§ CHALLENGE:
All of the records below need to be copied exactly.

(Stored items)
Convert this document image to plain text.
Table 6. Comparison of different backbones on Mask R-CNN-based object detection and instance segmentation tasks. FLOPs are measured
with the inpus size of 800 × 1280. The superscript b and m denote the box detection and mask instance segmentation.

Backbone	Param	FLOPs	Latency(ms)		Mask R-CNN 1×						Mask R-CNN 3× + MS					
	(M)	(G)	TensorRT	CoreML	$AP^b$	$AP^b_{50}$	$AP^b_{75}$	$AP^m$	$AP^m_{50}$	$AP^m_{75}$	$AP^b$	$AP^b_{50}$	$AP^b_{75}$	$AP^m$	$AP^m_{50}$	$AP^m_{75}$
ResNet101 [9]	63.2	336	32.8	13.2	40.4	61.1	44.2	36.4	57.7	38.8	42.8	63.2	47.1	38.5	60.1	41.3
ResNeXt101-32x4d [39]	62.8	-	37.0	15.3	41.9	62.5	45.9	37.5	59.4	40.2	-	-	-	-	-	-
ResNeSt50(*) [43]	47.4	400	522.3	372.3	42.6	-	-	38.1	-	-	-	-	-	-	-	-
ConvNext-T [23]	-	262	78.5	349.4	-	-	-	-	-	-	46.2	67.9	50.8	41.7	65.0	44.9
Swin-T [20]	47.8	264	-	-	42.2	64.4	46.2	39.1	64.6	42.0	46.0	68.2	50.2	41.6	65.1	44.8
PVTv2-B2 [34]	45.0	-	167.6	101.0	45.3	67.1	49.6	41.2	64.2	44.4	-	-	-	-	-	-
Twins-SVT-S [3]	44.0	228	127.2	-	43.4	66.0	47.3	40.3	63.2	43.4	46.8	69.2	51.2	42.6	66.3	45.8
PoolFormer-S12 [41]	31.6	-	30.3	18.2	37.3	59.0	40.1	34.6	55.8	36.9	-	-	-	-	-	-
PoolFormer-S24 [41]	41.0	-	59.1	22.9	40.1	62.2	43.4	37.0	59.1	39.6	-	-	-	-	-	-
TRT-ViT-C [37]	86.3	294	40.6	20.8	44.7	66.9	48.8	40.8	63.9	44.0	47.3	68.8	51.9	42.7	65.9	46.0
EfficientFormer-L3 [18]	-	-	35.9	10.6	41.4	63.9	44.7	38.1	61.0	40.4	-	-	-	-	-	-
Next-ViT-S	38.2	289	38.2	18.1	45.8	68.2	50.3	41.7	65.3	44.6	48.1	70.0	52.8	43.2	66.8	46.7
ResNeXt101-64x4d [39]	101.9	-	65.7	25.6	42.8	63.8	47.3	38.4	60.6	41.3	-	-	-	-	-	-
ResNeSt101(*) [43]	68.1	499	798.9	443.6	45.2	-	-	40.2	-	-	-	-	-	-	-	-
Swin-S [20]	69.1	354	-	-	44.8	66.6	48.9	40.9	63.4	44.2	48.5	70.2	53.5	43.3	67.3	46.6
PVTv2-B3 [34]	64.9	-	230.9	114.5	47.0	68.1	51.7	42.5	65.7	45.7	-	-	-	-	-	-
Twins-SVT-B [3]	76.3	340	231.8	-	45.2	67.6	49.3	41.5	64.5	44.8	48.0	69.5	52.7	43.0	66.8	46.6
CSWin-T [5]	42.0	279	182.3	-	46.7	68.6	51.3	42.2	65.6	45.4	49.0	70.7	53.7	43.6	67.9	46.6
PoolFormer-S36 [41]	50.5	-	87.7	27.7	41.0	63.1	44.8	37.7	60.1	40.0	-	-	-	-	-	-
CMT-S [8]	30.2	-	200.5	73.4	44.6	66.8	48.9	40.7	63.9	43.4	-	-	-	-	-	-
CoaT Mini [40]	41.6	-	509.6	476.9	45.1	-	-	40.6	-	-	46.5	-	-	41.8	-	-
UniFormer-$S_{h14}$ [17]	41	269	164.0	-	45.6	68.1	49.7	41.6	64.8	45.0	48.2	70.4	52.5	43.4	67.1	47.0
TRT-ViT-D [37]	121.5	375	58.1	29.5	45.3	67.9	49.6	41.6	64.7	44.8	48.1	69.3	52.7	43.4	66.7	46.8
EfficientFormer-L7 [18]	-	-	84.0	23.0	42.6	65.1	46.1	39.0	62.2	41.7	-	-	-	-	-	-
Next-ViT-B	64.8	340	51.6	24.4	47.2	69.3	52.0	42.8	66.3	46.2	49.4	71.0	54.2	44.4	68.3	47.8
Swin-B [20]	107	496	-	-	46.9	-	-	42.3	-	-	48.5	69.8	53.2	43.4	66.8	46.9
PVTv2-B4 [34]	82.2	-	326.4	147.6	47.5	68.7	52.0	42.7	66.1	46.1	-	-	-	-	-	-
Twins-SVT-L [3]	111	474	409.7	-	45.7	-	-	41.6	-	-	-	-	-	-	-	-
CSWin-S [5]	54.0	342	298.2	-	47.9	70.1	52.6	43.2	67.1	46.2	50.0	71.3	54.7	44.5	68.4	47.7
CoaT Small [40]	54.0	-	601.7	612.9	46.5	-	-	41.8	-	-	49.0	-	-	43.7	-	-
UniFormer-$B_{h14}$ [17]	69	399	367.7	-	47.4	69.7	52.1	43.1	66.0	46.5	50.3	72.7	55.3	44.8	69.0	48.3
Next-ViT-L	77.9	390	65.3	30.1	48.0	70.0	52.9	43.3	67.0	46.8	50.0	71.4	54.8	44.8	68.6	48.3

§ OUTPUT:
Convert this document image to plain text.
Table 6. Comparison of different backbones on Mask R-CNN-based object detection and instance segmentation tasks. FLOPs are measured
with the inpus size of 800 × 1280. The superscript b and m denote the box detection and mask instance segmentation.

Backbone	Param	FLOPs	Latency(ms)		Mask R-CNN 1×						Mask R-CNN 3× + MS					
	(M)	(G)	TensorRT	CoreML	$AP^b$	$AP^b_{50}$	$AP^b_{75}$	$AP^m$	$AP^m_{50}$	$AP^m_{75}$	$AP^b$	$AP^b_{50}$	$AP^b_{75}$	$AP^m$	$AP^m_{50}$	$AP^m_{75}$
ResNet101 [9]	63.2	336	32.8	13.2	40.4	61.1	44.2	36.4	57.7	38.8	42.8	63.2	47.1	38.5	60.1	41.3
ResNeXt101-32x4d [39]	62.8	-	37.0	15.3	41.9	62.5	45.9	37.5	59.4	40.2	-	-	-	-	-	-
ResNeSt50(*) [43]	47.4	400	522.3	372.3	42.6	-	-	38.1	-	-	-	-	-	-	-	-
ConvNext-T [23]	-	262	78.5	349.4	-	-	-	-	-	-	46.2	67.9	50.8	41.7	65.0	44.9
Swin-T [20]	47.8	264	-	-	42.2	64.4	46.2	39.1	64.6	42.0	46.0	68.2	50.2	41.6	65.1	44.8
PVTv2-B2 [34]	45.0	-	167.6	101.0	45.3	67.1	49.6	41.2	64.2	44.4	-	-	-	-	-	-
Twins-SVT-S [3]	44.0	228	127.2	-	43.4	66.0	47.3	40.3	63.2	43.4	46.8	69.2	51.2	42.6	66.3	45.8
PoolFormer-S12 [41]	31.6	-	30.3	18.2	37.3	59.0	40.1	34.6	55.8	36.9	-	-	-	-	-	-
PoolFormer-S24 [41]	41.0	-	59.1	22.9	40.1	62.2	43.4	37.0	59.1	39.6	-	-	-	-	-	-
TRT-ViT-C [37]	86.3	294	40.6	20.8	44.7	66.9	48.8	40.8	63.9	44.0	47.3	68.8	51.9	42.7	65.9	46.0
EfficientFormer-L3 [18]	-	-	35.9	10.6	41.4	63.9	44.7	38.1	61.0	40.4	-	-	-	-	-	-
Next-ViT-S	38.2	289	38.2	18.1	45.8	68.2	50.3	41.7	65.3	44.6	48.1	70.0	52.8	43.2	66.8	46.7
ResNeXt101-64x4d [39]	101.9	-	65.7	25.6	42.8	63.8	47.3	38.4	60.6	41.3	-	-	-	-	-	-
ResNeSt101(*) [43]	68.1	499	798.9	443.6	45.2	-	-	40.2	-	-	-	-	-	-	-	-
Swin-S [20]	69.1	354	-	-	44.8	66.6	48.9	40.9	63.4	44.2	48.5	70.2	53.5	43.3	67.3	46.6
PVTv2-B3 [34]	64.9	-	230.9	114.5	47.0	68.1	51.7	42.5	65.7	45.7	-	-	-	-	-	-
Twins-SVT-B [3]	76.3	340	231.8	-	45.2	67.6	49.3	41.5	64.5	44.8	48.0	69.5	52.7	43.0	66.8	46.6
CSWin-T [5]	42.0	279	182.3	-	46.7	68.6	51.3	42.2	65.6	45.4	49.0	70.7	53.7	43.6	67.9	46.6
PoolFormer-S36 [41]	50.5	-	87.7	27.7	41.0	63.1	44.8	37.7	60.1	40.0	-	-	-	-	-	-
CMT-S [8]	30.2	-	200.5	73.4	44.6	66.8	48.9	40.7	63.9	43.4	-	-	-	-	-	-
CoaT Mini [40]	41.6	-	509.6	476.9	45.1	-	-	40.6	-	-	46.5	-	-	41.8	-	-
UniFormer-$S_{h14}$ [17]	41	269	164.0	-	45.6	68.1	49.7	41.6	64.8	45.0	48.2	70.4	52.5	43.4	67.1	47.0
TRT-ViT-D [37]	121.5	375	58.1	29.5	45.3	67.9	49.6	41.6	64.7	44.8	48.1	69.3	52.7	43.4	66.7	46.8
EfficientFormer-L7 [18]	-	-	84.0	23.0	42.6	65.1	46.1	39.0	62.2	41.7	-	-	-	-	-	-
Next-ViT-B	64.8	340	51.6	24.4	47.2	69.3	52.0	42.8	66.3	46.2	49.4	71.0	54.2	44.4	68.3	47.8
Swin-B [20]	107	496	-	-	46.9	-	-	42.3	-	-	48.5	69.8	53.2	43.4	66.8	46.9
PVTv2-B4 [34]	82.2	-	326.4	147.6	47.5	68.7	52.0	42.7	66.1	46.1	-	-	-	-	-	-
Twins-SVT-L [3]	111	474	409.7	-	45.7	-	-	41.6	-	-	-	-	-	-	-	-
CSWin-S [5]	54.0	342	298.2	-	47.9	70.1	52.6	43.2	67.1	46.2	50.0	71.3	54.7	44.5	68.4	47.7
CoaT Small [40]	54.0	-	601.7	612.9	46.5	-	-	41.8	-	-	49.0	-	-	43.7	-	-
UniFormer-$B_{h14}$ [17]	69	399	367.7	-	47.4	69.7	52.1	43.1	66.0	46.5	50.3	72.7	55.3	44.8	69.0	48.3
Next-ViT-L	77.9	390	65.3	30.1	48.0	70.0	52.9	43.3	67.0	46.8	50.0	71.4	54.8	44.8	68.6	48.3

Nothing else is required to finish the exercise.